▼

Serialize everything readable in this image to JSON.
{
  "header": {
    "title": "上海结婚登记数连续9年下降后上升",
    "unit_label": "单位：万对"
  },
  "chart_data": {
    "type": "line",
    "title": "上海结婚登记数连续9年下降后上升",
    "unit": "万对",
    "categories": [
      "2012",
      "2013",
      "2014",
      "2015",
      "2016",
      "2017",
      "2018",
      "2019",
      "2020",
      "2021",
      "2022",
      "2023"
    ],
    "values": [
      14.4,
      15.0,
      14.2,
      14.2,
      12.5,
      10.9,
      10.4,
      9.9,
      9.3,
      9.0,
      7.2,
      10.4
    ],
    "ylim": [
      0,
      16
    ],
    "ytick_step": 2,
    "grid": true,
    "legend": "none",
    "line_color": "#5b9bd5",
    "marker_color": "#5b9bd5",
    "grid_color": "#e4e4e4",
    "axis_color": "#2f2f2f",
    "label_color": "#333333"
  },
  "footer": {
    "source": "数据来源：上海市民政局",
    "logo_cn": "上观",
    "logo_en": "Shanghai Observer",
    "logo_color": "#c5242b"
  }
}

▲

◆ THE PROBLEM: Repeat every line of the data, exactly and in full.

◆ RESULT FOR THIS TASK:
Serialize everything readable in this image to JSON.
{
  "header": {
    "title": "上海结婚登记数连续9年下降后上升",
    "unit_label": "单位：万对"
  },
  "chart_data": {
    "type": "line",
    "title": "上海结婚登记数连续9年下降后上升",
    "unit": "万对",
    "categories": [
      "2012",
      "2013",
      "2014",
      "2015",
      "2016",
      "2017",
      "2018",
      "2019",
      "2020",
      "2021",
      "2022",
      "2023"
    ],
    "values": [
      14.4,
      15.0,
      14.2,
      14.2,
      12.5,
      10.9,
      10.4,
      9.9,
      9.3,
      9.0,
      7.2,
      10.4
    ],
    "ylim": [
      0,
      16
    ],
    "ytick_step": 2,
    "grid": true,
    "legend": "none",
    "line_color": "#5b9bd5",
    "marker_color": "#5b9bd5",
    "grid_color": "#e4e4e4",
    "axis_color": "#2f2f2f",
    "label_color": "#333333"
  },
  "footer": {
    "source": "数据来源：上海市民政局",
    "logo_cn": "上观",
    "logo_en": "Shanghai Observer",
    "logo_color": "#c5242b"
  }
}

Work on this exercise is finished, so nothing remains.